AIM OF THE EXERCISE — Repeat the whole listing exactly as written.

Stored data entries:
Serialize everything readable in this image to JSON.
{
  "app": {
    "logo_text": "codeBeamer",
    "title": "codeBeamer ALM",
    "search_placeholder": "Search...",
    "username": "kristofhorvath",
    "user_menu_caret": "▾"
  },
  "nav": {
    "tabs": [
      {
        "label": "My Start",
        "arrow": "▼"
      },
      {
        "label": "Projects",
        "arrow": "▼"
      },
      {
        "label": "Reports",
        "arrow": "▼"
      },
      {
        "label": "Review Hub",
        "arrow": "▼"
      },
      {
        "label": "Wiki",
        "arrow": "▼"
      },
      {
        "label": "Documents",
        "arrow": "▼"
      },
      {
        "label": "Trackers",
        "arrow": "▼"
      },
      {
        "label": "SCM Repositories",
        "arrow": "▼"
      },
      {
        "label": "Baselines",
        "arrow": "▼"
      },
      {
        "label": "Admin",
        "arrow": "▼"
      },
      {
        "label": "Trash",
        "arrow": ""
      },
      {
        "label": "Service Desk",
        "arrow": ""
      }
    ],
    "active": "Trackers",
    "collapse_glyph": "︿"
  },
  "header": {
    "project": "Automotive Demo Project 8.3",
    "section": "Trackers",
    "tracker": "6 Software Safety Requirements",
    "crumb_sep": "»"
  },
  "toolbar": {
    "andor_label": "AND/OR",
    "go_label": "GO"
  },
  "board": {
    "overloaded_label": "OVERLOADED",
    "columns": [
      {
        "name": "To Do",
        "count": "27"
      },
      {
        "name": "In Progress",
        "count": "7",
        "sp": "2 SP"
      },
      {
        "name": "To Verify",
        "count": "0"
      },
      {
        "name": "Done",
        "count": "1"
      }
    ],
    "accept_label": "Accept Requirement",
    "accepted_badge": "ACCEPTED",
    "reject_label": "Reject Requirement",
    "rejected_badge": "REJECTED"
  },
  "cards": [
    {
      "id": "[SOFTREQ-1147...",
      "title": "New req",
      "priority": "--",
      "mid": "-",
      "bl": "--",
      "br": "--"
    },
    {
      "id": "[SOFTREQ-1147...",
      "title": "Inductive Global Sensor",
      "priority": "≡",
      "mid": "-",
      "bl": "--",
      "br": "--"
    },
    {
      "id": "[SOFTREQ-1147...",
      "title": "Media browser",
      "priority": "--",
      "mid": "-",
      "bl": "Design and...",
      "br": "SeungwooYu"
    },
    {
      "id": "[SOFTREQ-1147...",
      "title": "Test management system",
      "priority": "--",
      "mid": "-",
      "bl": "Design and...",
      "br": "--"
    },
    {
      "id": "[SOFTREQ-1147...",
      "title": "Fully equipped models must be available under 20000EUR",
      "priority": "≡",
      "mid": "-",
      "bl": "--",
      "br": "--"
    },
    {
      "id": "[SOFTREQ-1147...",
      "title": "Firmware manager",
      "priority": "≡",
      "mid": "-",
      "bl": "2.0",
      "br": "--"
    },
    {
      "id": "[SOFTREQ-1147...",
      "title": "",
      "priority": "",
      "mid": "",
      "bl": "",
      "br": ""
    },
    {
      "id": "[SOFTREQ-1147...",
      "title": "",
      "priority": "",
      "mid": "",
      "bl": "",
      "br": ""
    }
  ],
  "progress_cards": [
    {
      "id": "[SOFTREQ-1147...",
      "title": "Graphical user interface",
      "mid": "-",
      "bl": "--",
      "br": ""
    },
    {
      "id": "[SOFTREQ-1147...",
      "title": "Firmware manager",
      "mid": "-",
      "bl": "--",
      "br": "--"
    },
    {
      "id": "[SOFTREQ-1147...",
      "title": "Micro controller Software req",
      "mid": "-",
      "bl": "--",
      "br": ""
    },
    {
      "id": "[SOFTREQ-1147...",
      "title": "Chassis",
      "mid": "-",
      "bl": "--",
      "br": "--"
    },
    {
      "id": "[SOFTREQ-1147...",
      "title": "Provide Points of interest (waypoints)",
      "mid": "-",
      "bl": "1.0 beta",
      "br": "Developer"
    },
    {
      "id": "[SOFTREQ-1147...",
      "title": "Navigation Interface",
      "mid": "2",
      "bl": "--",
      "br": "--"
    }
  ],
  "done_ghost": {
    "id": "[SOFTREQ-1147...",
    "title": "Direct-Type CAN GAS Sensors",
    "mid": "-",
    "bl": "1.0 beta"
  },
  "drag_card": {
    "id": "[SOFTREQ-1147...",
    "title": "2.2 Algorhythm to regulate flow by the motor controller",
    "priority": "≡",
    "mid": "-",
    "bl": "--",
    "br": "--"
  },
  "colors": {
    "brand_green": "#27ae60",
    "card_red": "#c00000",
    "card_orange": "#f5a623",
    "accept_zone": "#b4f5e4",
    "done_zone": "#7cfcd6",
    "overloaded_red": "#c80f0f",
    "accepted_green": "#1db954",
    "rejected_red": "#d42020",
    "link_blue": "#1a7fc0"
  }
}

WORKED SOLUTION —
Serialize everything readable in this image to JSON.
{
  "app": {
    "logo_text": "codeBeamer",
    "title": "codeBeamer ALM",
    "search_placeholder": "Search...",
    "username": "kristofhorvath",
    "user_menu_caret": "▾"
  },
  "nav": {
    "tabs": [
      {
        "label": "My Start",
        "arrow": "▼"
      },
      {
        "label": "Projects",
        "arrow": "▼"
      },
      {
        "label": "Reports",
        "arrow": "▼"
      },
      {
        "label": "Review Hub",
        "arrow": "▼"
      },
      {
        "label": "Wiki",
        "arrow": "▼"
      },
      {
        "label": "Documents",
        "arrow": "▼"
      },
      {
        "label": "Trackers",
        "arrow": "▼"
      },
      {
        "label": "SCM Repositories",
        "arrow": "▼"
      },
      {
        "label": "Baselines",
        "arrow": "▼"
      },
      {
        "label": "Admin",
        "arrow": "▼"
      },
      {
        "label": "Trash",
        "arrow": ""
      },
      {
        "label": "Service Desk",
        "arrow": ""
      }
    ],
    "active": "Trackers",
    "collapse_glyph": "︿"
  },
  "header": {
    "project": "Automotive Demo Project 8.3",
    "section": "Trackers",
    "tracker": "6 Software Safety Requirements",
    "crumb_sep": "»"
  },
  "toolbar": {
    "andor_label": "AND/OR",
    "go_label": "GO"
  },
  "board": {
    "overloaded_label": "OVERLOADED",
    "columns": [
      {
        "name": "To Do",
        "count": "27"
      },
      {
        "name": "In Progress",
        "count": "7",
        "sp": "2 SP"
      },
      {
        "name": "To Verify",
        "count": "0"
      },
      {
        "name": "Done",
        "count": "1"
      }
    ],
    "accept_label": "Accept Requirement",
    "accepted_badge": "ACCEPTED",
    "reject_label": "Reject Requirement",
    "rejected_badge": "REJECTED"
  },
  "cards": [
    {
      "id": "[SOFTREQ-1147...",
      "title": "New req",
      "priority": "--",
      "mid": "-",
      "bl": "--",
      "br": "--"
    },
    {
      "id": "[SOFTREQ-1147...",
      "title": "Inductive Global Sensor",
      "priority": "≡",
      "mid": "-",
      "bl": "--",
      "br": "--"
    },
    {
      "id": "[SOFTREQ-1147...",
      "title": "Media browser",
      "priority": "--",
      "mid": "-",
      "bl": "Design and...",
      "br": "SeungwooYu"
    },
    {
      "id": "[SOFTREQ-1147...",
      "title": "Test management system",
      "priority": "--",
      "mid": "-",
      "bl": "Design and...",
      "br": "--"
    },
    {
      "id": "[SOFTREQ-1147...",
      "title": "Fully equipped models must be available under 20000EUR",
      "priority": "≡",
      "mid": "-",
      "bl": "--",
      "br": "--"
    },
    {
      "id": "[SOFTREQ-1147...",
      "title": "Firmware manager",
      "priority": "≡",
      "mid": "-",
      "bl": "2.0",
      "br": "--"
    },
    {
      "id": "[SOFTREQ-1147...",
      "title": "",
      "priority": "",
      "mid": "",
      "bl": "",
      "br": ""
    },
    {
      "id": "[SOFTREQ-1147...",
      "title": "",
      "priority": "",
      "mid": "",
      "bl": "",
      "br": ""
    }
  ],
  "progress_cards": [
    {
      "id": "[SOFTREQ-1147...",
      "title": "Graphical user interface",
      "mid": "-",
      "bl": "--",
      "br": ""
    },
    {
      "id": "[SOFTREQ-1147...",
      "title": "Firmware manager",
      "mid": "-",
      "bl": "--",
      "br": "--"
    },
    {
      "id": "[SOFTREQ-1147...",
      "title": "Micro controller Software req",
      "mid": "-",
      "bl": "--",
      "br": ""
    },
    {
      "id": "[SOFTREQ-1147...",
      "title": "Chassis",
      "mid": "-",
      "bl": "--",
      "br": "--"
    },
    {
      "id": "[SOFTREQ-1147...",
      "title": "Provide Points of interest (waypoints)",
      "mid": "-",
      "bl": "1.0 beta",
      "br": "Developer"
    },
    {
      "id": "[SOFTREQ-1147...",
      "title": "Navigation Interface",
      "mid": "2",
      "bl": "--",
      "br": "--"
    }
  ],
  "done_ghost": {
    "id": "[SOFTREQ-1147...",
    "title": "Direct-Type CAN GAS Sensors",
    "mid": "-",
    "bl": "1.0 beta"
  },
  "drag_card": {
    "id": "[SOFTREQ-1147...",
    "title": "2.2 Algorhythm to regulate flow by the motor controller",
    "priority": "≡",
    "mid": "-",
    "bl": "--",
    "br": "--"
  },
  "colors": {
    "brand_green": "#27ae60",
    "card_red": "#c00000",
    "card_orange": "#f5a623",
    "accept_zone": "#b4f5e4",
    "done_zone": "#7cfcd6",
    "overloaded_red": "#c80f0f",
    "accepted_green": "#1db954",
    "rejected_red": "#d42020",
    "link_blue": "#1a7fc0"
  }
}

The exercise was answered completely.